**The problem**
Copy out all the entries exactly.

========

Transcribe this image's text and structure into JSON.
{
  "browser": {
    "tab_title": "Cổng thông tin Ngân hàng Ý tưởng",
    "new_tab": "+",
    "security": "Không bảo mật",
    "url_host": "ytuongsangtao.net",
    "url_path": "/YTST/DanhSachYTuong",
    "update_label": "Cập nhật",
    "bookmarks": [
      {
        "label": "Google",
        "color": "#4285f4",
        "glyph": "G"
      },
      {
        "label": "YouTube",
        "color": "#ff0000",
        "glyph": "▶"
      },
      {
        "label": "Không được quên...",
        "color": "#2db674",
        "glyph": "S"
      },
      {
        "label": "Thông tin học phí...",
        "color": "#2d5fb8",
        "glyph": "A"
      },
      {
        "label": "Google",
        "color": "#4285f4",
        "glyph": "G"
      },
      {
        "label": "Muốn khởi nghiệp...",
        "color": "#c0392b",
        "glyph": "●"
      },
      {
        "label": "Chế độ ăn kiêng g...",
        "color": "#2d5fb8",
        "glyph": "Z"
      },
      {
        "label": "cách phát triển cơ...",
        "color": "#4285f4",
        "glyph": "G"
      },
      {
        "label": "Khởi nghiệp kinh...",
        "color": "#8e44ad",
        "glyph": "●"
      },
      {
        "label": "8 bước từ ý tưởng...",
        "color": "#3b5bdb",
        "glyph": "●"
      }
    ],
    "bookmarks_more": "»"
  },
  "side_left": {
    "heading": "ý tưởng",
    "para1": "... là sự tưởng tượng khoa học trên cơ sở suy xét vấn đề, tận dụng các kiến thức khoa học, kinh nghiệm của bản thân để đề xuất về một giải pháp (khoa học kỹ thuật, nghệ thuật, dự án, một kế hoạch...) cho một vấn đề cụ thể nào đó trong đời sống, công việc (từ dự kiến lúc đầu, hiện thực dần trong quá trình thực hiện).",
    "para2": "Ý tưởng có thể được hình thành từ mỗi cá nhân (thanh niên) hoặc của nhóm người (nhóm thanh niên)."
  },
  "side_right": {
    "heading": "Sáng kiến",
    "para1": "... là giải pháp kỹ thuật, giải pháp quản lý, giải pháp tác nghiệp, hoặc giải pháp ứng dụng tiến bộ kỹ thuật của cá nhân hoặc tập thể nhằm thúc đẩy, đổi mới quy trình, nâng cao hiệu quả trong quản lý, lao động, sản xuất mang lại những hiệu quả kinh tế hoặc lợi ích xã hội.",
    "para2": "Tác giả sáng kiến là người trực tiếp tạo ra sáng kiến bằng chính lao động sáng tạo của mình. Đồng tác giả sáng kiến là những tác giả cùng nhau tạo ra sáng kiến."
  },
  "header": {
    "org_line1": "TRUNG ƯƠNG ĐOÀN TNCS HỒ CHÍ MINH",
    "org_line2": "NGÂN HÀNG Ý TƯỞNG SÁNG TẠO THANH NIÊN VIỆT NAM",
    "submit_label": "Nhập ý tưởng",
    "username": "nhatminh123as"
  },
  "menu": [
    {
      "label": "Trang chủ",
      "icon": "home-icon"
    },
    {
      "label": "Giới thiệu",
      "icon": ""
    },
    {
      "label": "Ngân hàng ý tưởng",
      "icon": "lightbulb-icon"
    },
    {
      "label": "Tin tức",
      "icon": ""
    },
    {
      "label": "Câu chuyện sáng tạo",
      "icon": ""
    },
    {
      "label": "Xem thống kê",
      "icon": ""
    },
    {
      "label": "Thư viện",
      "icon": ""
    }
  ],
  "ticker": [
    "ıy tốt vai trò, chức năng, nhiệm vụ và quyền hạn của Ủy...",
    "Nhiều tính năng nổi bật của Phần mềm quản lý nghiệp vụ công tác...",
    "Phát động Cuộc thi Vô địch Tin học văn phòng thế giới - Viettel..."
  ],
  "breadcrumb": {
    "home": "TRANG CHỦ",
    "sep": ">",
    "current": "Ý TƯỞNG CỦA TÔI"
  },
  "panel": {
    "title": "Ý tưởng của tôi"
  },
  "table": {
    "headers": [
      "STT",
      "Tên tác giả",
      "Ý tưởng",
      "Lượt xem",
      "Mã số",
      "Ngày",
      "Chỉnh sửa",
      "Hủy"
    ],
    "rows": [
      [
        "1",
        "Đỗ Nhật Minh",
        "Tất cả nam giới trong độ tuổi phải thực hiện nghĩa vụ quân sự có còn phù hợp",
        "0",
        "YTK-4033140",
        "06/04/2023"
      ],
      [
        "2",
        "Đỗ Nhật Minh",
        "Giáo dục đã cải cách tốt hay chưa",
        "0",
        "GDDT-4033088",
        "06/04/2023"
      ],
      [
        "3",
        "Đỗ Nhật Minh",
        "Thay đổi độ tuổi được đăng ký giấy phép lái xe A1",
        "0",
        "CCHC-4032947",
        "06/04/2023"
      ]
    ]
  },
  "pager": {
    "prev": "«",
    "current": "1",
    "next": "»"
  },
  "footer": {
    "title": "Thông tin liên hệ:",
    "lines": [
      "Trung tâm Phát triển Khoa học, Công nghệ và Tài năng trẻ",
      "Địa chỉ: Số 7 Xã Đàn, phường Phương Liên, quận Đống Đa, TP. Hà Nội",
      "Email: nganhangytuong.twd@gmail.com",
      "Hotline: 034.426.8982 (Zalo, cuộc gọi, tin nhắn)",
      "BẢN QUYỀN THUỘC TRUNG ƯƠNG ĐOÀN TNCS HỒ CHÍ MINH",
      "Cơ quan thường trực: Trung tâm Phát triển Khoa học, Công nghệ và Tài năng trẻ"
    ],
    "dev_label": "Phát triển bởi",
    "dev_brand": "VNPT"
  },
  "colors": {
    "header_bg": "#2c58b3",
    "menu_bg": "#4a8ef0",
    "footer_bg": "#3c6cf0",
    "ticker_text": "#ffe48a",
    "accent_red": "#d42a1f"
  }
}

========

**Solution below**
Transcribe this image's text and structure into JSON.
{
  "browser": {
    "tab_title": "Cổng thông tin Ngân hàng Ý tưởng",
    "new_tab": "+",
    "security": "Không bảo mật",
    "url_host": "ytuongsangtao.net",
    "url_path": "/YTST/DanhSachYTuong",
    "update_label": "Cập nhật",
    "bookmarks": [
      {
        "label": "Google",
        "color": "#4285f4",
        "glyph": "G"
      },
      {
        "label": "YouTube",
        "color": "#ff0000",
        "glyph": "▶"
      },
      {
        "label": "Không được quên...",
        "color": "#2db674",
        "glyph": "S"
      },
      {
        "label": "Thông tin học phí...",
        "color": "#2d5fb8",
        "glyph": "A"
      },
      {
        "label": "Google",
        "color": "#4285f4",
        "glyph": "G"
      },
      {
        "label": "Muốn khởi nghiệp...",
        "color": "#c0392b",
        "glyph": "●"
      },
      {
        "label": "Chế độ ăn kiêng g...",
        "color": "#2d5fb8",
        "glyph": "Z"
      },
      {
        "label": "cách phát triển cơ...",
        "color": "#4285f4",
        "glyph": "G"
      },
      {
        "label": "Khởi nghiệp kinh...",
        "color": "#8e44ad",
        "glyph": "●"
      },
      {
        "label": "8 bước từ ý tưởng...",
        "color": "#3b5bdb",
        "glyph": "●"
      }
    ],
    "bookmarks_more": "»"
  },
  "side_left": {
    "heading": "ý tưởng",
    "para1": "... là sự tưởng tượng khoa học trên cơ sở suy xét vấn đề, tận dụng các kiến thức khoa học, kinh nghiệm của bản thân để đề xuất về một giải pháp (khoa học kỹ thuật, nghệ thuật, dự án, một kế hoạch...) cho một vấn đề cụ thể nào đó trong đời sống, công việc (từ dự kiến lúc đầu, hiện thực dần trong quá trình thực hiện).",
    "para2": "Ý tưởng có thể được hình thành từ mỗi cá nhân (thanh niên) hoặc của nhóm người (nhóm thanh niên)."
  },
  "side_right": {
    "heading": "Sáng kiến",
    "para1": "... là giải pháp kỹ thuật, giải pháp quản lý, giải pháp tác nghiệp, hoặc giải pháp ứng dụng tiến bộ kỹ thuật của cá nhân hoặc tập thể nhằm thúc đẩy, đổi mới quy trình, nâng cao hiệu quả trong quản lý, lao động, sản xuất mang lại những hiệu quả kinh tế hoặc lợi ích xã hội.",
    "para2": "Tác giả sáng kiến là người trực tiếp tạo ra sáng kiến bằng chính lao động sáng tạo của mình. Đồng tác giả sáng kiến là những tác giả cùng nhau tạo ra sáng kiến."
  },
  "header": {
    "org_line1": "TRUNG ƯƠNG ĐOÀN TNCS HỒ CHÍ MINH",
    "org_line2": "NGÂN HÀNG Ý TƯỞNG SÁNG TẠO THANH NIÊN VIỆT NAM",
    "submit_label": "Nhập ý tưởng",
    "username": "nhatminh123as"
  },
  "menu": [
    {
      "label": "Trang chủ",
      "icon": "home-icon"
    },
    {
      "label": "Giới thiệu",
      "icon": ""
    },
    {
      "label": "Ngân hàng ý tưởng",
      "icon": "lightbulb-icon"
    },
    {
      "label": "Tin tức",
      "icon": ""
    },
    {
      "label": "Câu chuyện sáng tạo",
      "icon": ""
    },
    {
      "label": "Xem thống kê",
      "icon": ""
    },
    {
      "label": "Thư viện",
      "icon": ""
    }
  ],
  "ticker": [
    "ıy tốt vai trò, chức năng, nhiệm vụ và quyền hạn của Ủy...",
    "Nhiều tính năng nổi bật của Phần mềm quản lý nghiệp vụ công tác...",
    "Phát động Cuộc thi Vô địch Tin học văn phòng thế giới - Viettel..."
  ],
  "breadcrumb": {
    "home": "TRANG CHỦ",
    "sep": ">",
    "current": "Ý TƯỞNG CỦA TÔI"
  },
  "panel": {
    "title": "Ý tưởng của tôi"
  },
  "table": {
    "headers": [
      "STT",
      "Tên tác giả",
      "Ý tưởng",
      "Lượt xem",
      "Mã số",
      "Ngày",
      "Chỉnh sửa",
      "Hủy"
    ],
    "rows": [
      [
        "1",
        "Đỗ Nhật Minh",
        "Tất cả nam giới trong độ tuổi phải thực hiện nghĩa vụ quân sự có còn phù hợp",
        "0",
        "YTK-4033140",
        "06/04/2023"
      ],
      [
        "2",
        "Đỗ Nhật Minh",
        "Giáo dục đã cải cách tốt hay chưa",
        "0",
        "GDDT-4033088",
        "06/04/2023"
      ],
      [
        "3",
        "Đỗ Nhật Minh",
        "Thay đổi độ tuổi được đăng ký giấy phép lái xe A1",
        "0",
        "CCHC-4032947",
        "06/04/2023"
      ]
    ]
  },
  "pager": {
    "prev": "«",
    "current": "1",
    "next": "»"
  },
  "footer": {
    "title": "Thông tin liên hệ:",
    "lines": [
      "Trung tâm Phát triển Khoa học, Công nghệ và Tài năng trẻ",
      "Địa chỉ: Số 7 Xã Đàn, phường Phương Liên, quận Đống Đa, TP. Hà Nội",
      "Email: nganhangytuong.twd@gmail.com",
      "Hotline: 034.426.8982 (Zalo, cuộc gọi, tin nhắn)",
      "BẢN QUYỀN THUỘC TRUNG ƯƠNG ĐOÀN TNCS HỒ CHÍ MINH",
      "Cơ quan thường trực: Trung tâm Phát triển Khoa học, Công nghệ và Tài năng trẻ"
    ],
    "dev_label": "Phát triển bởi",
    "dev_brand": "VNPT"
  },
  "colors": {
    "header_bg": "#2c58b3",
    "menu_bg": "#4a8ef0",
    "footer_bg": "#3c6cf0",
    "ticker_text": "#ffe48a",
    "accent_red": "#d42a1f"
  }
}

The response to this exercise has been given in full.